* [Supplied entries]:

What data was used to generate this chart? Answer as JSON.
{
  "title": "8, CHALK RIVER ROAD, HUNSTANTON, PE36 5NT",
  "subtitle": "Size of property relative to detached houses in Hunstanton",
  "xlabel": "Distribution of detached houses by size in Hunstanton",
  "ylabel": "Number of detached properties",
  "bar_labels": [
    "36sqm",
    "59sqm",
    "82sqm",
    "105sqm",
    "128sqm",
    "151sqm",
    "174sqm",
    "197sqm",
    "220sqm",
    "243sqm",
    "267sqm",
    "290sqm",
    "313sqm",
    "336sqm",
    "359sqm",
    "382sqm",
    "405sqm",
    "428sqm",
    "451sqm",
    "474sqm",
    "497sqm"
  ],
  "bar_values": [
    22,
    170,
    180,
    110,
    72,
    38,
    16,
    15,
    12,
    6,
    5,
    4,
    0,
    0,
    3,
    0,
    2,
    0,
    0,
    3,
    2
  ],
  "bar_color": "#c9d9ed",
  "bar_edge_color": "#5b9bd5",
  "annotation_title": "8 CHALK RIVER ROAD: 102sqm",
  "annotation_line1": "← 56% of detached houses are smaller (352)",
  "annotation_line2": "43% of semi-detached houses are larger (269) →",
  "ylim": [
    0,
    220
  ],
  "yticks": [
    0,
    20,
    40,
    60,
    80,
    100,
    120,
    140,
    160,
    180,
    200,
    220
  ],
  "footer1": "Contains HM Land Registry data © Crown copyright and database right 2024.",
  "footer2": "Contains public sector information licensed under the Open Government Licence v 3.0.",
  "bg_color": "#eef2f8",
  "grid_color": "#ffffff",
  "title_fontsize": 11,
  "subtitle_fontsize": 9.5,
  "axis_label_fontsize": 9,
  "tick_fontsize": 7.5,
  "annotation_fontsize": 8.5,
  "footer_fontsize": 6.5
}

* [Exercise instructions]:
Print all of the entries again, exactly as written.

* [Output for this task]:
What data was used to generate this chart? Answer as JSON.
{
  "title": "8, CHALK RIVER ROAD, HUNSTANTON, PE36 5NT",
  "subtitle": "Size of property relative to detached houses in Hunstanton",
  "xlabel": "Distribution of detached houses by size in Hunstanton",
  "ylabel": "Number of detached properties",
  "bar_labels": [
    "36sqm",
    "59sqm",
    "82sqm",
    "105sqm",
    "128sqm",
    "151sqm",
    "174sqm",
    "197sqm",
    "220sqm",
    "243sqm",
    "267sqm",
    "290sqm",
    "313sqm",
    "336sqm",
    "359sqm",
    "382sqm",
    "405sqm",
    "428sqm",
    "451sqm",
    "474sqm",
    "497sqm"
  ],
  "bar_values": [
    22,
    170,
    180,
    110,
    72,
    38,
    16,
    15,
    12,
    6,
    5,
    4,
    0,
    0,
    3,
    0,
    2,
    0,
    0,
    3,
    2
  ],
  "bar_color": "#c9d9ed",
  "bar_edge_color": "#5b9bd5",
  "annotation_title": "8 CHALK RIVER ROAD: 102sqm",
  "annotation_line1": "← 56% of detached houses are smaller (352)",
  "annotation_line2": "43% of semi-detached houses are larger (269) →",
  "ylim": [
    0,
    220
  ],
  "yticks": [
    0,
    20,
    40,
    60,
    80,
    100,
    120,
    140,
    160,
    180,
    200,
    220
  ],
  "footer1": "Contains HM Land Registry data © Crown copyright and database right 2024.",
  "footer2": "Contains public sector information licensed under the Open Government Licence v 3.0.",
  "bg_color": "#eef2f8",
  "grid_color": "#ffffff",
  "title_fontsize": 11,
  "subtitle_fontsize": 9.5,
  "axis_label_fontsize": 9,
  "tick_fontsize": 7.5,
  "annotation_fontsize": 8.5,
  "footer_fontsize": 6.5
}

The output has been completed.